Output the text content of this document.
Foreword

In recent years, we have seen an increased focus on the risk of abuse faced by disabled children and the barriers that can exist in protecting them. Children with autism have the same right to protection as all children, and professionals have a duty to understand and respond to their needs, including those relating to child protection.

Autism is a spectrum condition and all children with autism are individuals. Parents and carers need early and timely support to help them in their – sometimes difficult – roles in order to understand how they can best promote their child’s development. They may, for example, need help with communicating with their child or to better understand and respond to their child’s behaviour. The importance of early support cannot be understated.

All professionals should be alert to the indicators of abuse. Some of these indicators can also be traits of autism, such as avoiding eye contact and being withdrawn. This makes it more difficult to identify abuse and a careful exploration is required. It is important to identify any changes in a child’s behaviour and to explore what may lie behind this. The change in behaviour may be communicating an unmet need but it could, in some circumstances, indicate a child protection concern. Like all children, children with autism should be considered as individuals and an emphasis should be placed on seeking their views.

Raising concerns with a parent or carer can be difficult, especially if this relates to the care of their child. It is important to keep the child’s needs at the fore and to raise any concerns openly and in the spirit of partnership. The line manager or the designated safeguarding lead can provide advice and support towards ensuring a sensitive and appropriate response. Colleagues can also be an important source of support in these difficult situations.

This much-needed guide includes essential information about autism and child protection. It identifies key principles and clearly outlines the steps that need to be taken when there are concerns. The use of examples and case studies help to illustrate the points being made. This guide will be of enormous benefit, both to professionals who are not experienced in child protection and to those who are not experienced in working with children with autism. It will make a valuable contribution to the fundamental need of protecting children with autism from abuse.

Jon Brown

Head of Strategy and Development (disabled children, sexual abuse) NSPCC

:: YOUR INSTRUCTIONS ::
Repeat every record, exactly as written.

:: RESPONSE TO THIS EXERCISE ::
Output the text content of this document.
Foreword

In recent years, we have seen an increased focus on the risk of abuse faced by disabled children and the barriers that can exist in protecting them. Children with autism have the same right to protection as all children, and professionals have a duty to understand and respond to their needs, including those relating to child protection.

Autism is a spectrum condition and all children with autism are individuals. Parents and carers need early and timely support to help them in their – sometimes difficult – roles in order to understand how they can best promote their child’s development. They may, for example, need help with communicating with their child or to better understand and respond to their child’s behaviour. The importance of early support cannot be understated.

All professionals should be alert to the indicators of abuse. Some of these indicators can also be traits of autism, such as avoiding eye contact and being withdrawn. This makes it more difficult to identify abuse and a careful exploration is required. It is important to identify any changes in a child’s behaviour and to explore what may lie behind this. The change in behaviour may be communicating an unmet need but it could, in some circumstances, indicate a child protection concern. Like all children, children with autism should be considered as individuals and an emphasis should be placed on seeking their views.

Raising concerns with a parent or carer can be difficult, especially if this relates to the care of their child. It is important to keep the child’s needs at the fore and to raise any concerns openly and in the spirit of partnership. The line manager or the designated safeguarding lead can provide advice and support towards ensuring a sensitive and appropriate response. Colleagues can also be an important source of support in these difficult situations.

This much-needed guide includes essential information about autism and child protection. It identifies key principles and clearly outlines the steps that need to be taken when there are concerns. The use of examples and case studies help to illustrate the points being made. This guide will be of enormous benefit, both to professionals who are not experienced in child protection and to those who are not experienced in working with children with autism. It will make a valuable contribution to the fundamental need of protecting children with autism from abuse.

Jon Brown

Head of Strategy and Development (disabled children, sexual abuse) NSPCC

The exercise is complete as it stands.